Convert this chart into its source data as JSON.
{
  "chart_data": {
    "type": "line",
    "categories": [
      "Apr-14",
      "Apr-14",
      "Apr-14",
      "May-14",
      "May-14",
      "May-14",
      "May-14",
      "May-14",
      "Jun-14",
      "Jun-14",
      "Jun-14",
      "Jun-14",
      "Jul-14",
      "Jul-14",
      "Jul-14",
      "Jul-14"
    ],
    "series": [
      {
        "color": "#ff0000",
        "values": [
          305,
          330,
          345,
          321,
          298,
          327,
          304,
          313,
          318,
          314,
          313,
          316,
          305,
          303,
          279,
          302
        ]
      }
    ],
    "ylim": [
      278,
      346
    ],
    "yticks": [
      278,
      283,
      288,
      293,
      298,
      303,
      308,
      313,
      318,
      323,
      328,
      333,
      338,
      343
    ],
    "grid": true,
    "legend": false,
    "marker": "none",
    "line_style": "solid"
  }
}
▬▬▬▬▬▬
Make an exact copy of the records.

Convert this chart into its source data as JSON.
{
  "chart_data": {
    "type": "line",
    "categories": [
      "Apr-14",
      "Apr-14",
      "Apr-14",
      "May-14",
      "May-14",
      "May-14",
      "May-14",
      "May-14",
      "Jun-14",
      "Jun-14",
      "Jun-14",
      "Jun-14",
      "Jul-14",
      "Jul-14",
      "Jul-14",
      "Jul-14"
    ],
    "series": [
      {
        "color": "#ff0000",
        "values": [
          305,
          330,
          345,
          321,
          298,
          327,
          304,
          313,
          318,
          314,
          313,
          316,
          305,
          303,
          279,
          302
        ]
      }
    ],
    "ylim": [
      278,
      346
    ],
    "yticks": [
      278,
      283,
      288,
      293,
      298,
      303,
      308,
      313,
      318,
      323,
      328,
      333,
      338,
      343
    ],
    "grid": true,
    "legend": false,
    "marker": "none",
    "line_style": "solid"
  }
}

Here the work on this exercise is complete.